=== Directions for this task ===
Find all lines in the listing that include the word "Electricity", then copy them.

=== Data excerpts ===
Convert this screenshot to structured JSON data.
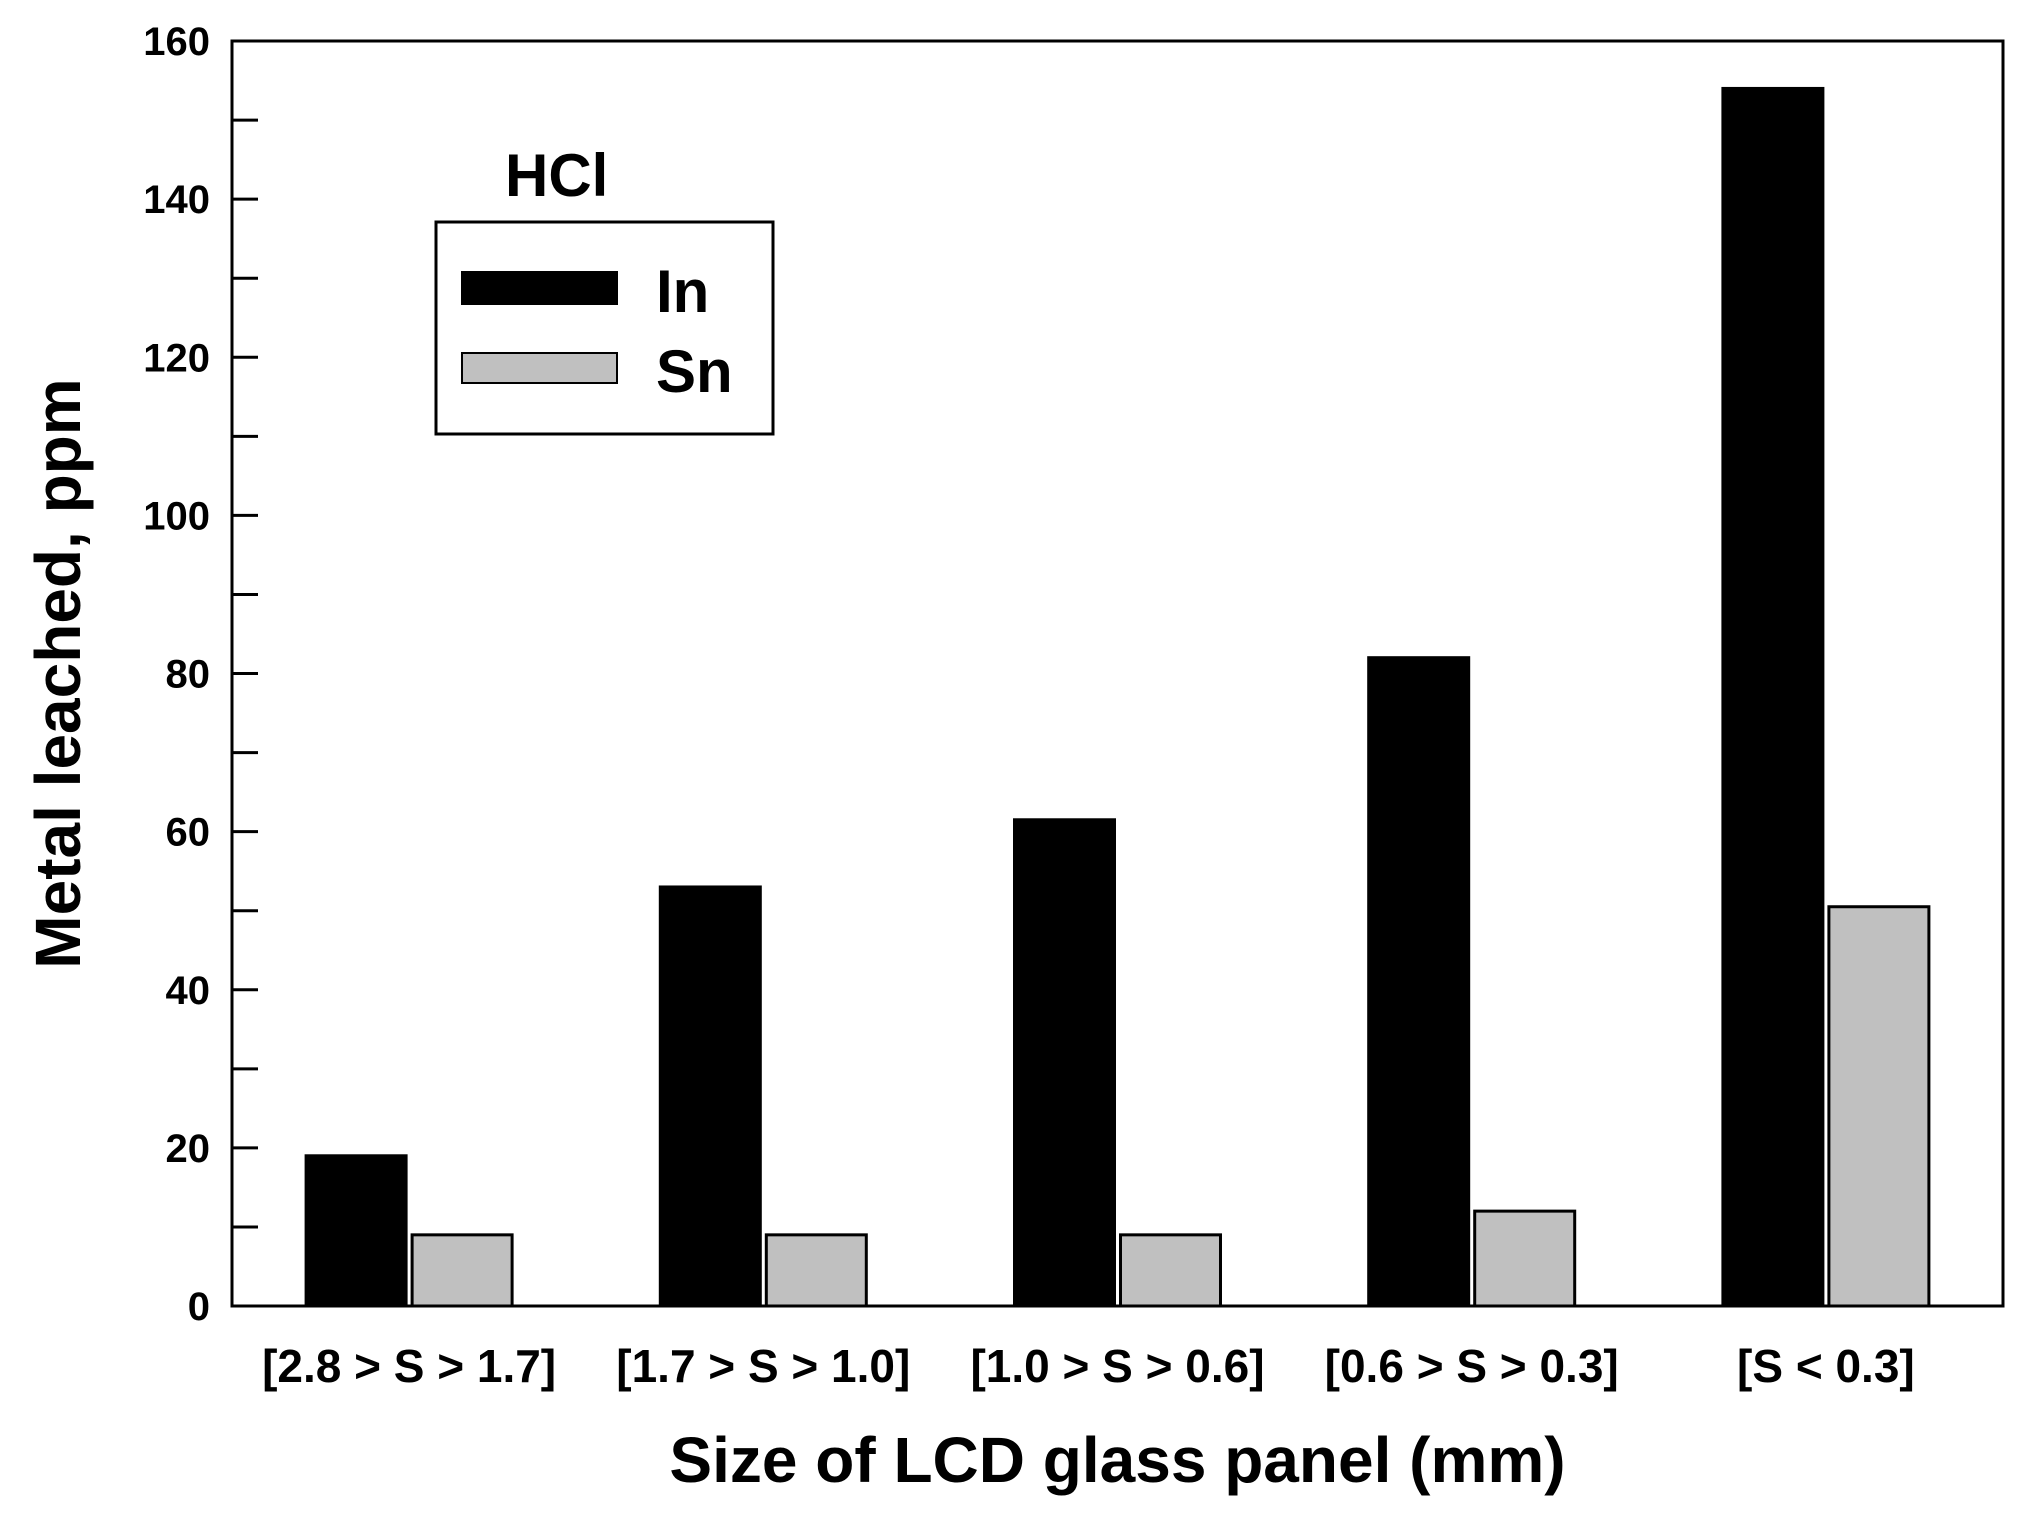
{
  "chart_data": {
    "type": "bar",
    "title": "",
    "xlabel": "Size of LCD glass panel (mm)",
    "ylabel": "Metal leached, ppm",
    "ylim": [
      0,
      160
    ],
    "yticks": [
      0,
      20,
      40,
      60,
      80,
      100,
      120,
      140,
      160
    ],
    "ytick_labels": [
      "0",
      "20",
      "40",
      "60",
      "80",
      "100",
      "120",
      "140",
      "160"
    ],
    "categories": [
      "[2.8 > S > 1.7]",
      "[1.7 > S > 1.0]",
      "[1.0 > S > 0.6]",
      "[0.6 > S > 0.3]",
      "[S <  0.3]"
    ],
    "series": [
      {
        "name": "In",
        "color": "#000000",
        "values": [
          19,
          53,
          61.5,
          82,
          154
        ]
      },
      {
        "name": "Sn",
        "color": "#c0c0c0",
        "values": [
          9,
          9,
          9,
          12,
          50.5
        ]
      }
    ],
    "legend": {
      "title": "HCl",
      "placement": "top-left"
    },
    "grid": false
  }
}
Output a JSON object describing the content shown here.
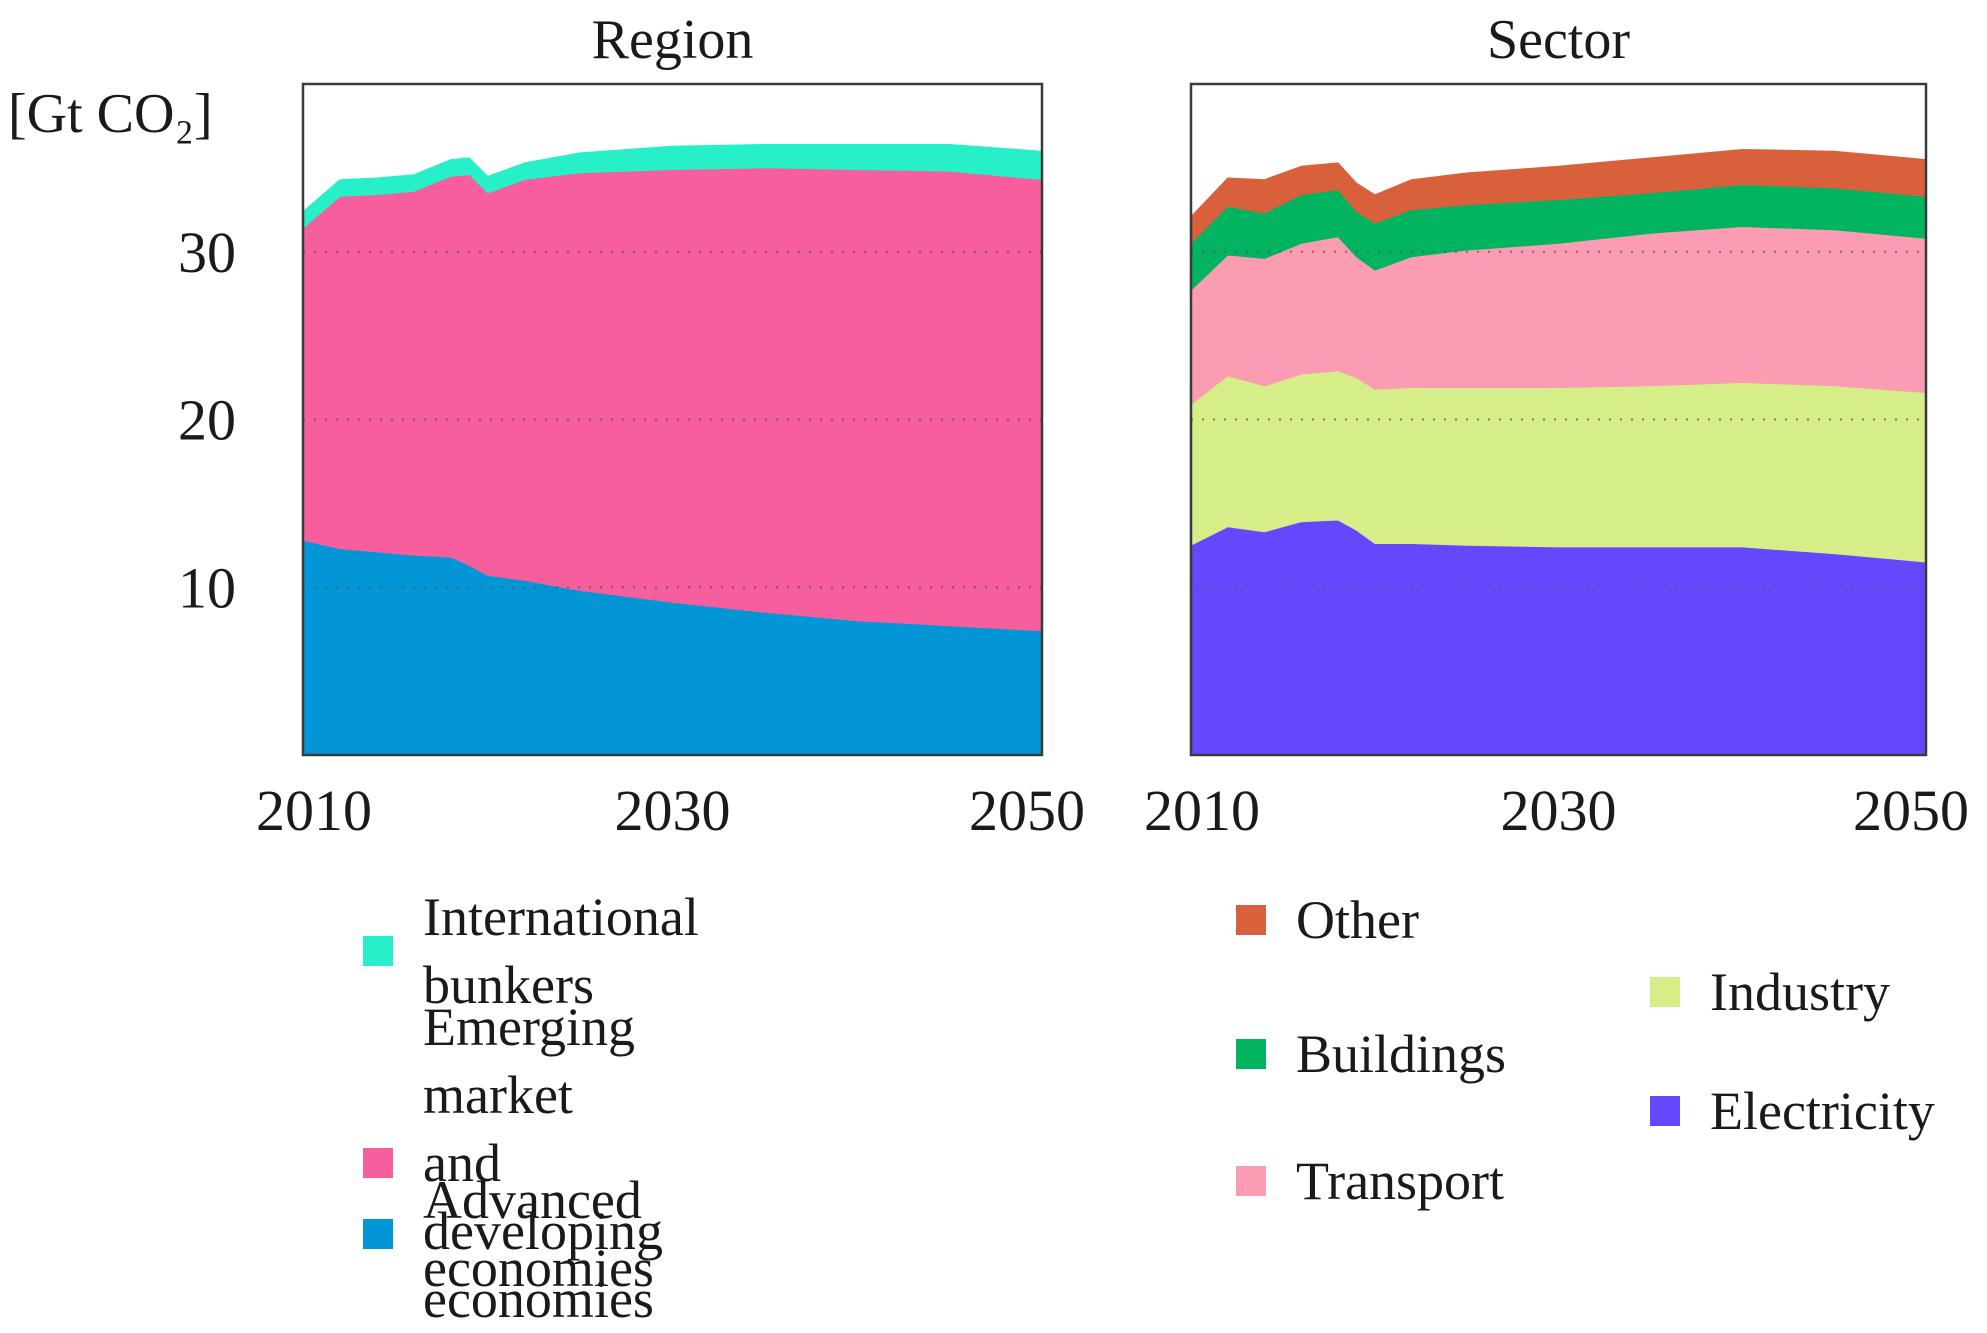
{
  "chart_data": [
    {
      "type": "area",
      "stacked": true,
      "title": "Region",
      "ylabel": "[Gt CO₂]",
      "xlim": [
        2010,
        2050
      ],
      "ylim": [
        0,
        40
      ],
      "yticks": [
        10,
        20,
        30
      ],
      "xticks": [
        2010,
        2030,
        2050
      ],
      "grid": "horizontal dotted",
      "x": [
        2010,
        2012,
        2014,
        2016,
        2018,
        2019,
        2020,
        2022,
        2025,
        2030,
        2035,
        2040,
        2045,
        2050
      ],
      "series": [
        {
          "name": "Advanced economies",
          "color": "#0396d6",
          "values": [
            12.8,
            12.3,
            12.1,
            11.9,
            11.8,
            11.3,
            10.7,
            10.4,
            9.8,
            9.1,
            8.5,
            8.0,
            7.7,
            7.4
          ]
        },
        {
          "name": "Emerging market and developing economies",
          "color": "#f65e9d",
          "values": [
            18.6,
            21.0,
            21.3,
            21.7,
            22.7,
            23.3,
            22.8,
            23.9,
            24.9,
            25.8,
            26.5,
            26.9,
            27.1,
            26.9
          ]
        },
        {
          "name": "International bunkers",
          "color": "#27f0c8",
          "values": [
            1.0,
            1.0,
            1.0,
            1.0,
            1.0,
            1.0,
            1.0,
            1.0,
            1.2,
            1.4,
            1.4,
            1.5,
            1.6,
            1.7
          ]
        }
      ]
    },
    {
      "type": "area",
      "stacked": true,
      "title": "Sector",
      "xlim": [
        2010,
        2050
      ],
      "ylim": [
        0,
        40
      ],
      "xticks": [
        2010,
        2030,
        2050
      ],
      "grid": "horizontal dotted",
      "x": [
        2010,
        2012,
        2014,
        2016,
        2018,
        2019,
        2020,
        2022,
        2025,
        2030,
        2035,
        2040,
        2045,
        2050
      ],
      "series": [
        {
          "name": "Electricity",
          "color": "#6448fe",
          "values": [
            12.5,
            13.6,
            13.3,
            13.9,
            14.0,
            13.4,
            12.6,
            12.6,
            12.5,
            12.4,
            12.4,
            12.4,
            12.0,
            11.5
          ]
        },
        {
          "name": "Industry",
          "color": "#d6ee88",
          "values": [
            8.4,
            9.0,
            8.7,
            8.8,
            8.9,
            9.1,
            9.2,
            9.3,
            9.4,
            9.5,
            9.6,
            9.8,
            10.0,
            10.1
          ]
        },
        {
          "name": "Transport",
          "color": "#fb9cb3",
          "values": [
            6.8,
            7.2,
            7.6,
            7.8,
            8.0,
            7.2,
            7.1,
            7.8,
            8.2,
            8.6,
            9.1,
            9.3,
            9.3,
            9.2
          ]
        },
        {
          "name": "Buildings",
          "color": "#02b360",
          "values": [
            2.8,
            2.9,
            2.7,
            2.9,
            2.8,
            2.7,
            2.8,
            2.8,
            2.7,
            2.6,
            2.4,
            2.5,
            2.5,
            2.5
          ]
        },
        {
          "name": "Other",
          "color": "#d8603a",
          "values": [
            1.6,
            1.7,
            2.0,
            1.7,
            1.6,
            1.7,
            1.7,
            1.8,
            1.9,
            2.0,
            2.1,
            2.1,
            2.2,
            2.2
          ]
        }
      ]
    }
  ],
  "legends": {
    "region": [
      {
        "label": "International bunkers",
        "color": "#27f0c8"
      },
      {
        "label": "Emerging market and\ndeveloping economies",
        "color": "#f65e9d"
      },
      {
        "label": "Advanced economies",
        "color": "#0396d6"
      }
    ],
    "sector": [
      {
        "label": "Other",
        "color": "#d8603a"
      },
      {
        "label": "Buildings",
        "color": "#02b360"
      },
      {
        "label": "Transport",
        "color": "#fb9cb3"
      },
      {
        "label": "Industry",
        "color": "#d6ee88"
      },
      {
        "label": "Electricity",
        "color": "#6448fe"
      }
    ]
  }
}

=== Output of the task ===
          "name": "Electricity",
        "label": "Electricity",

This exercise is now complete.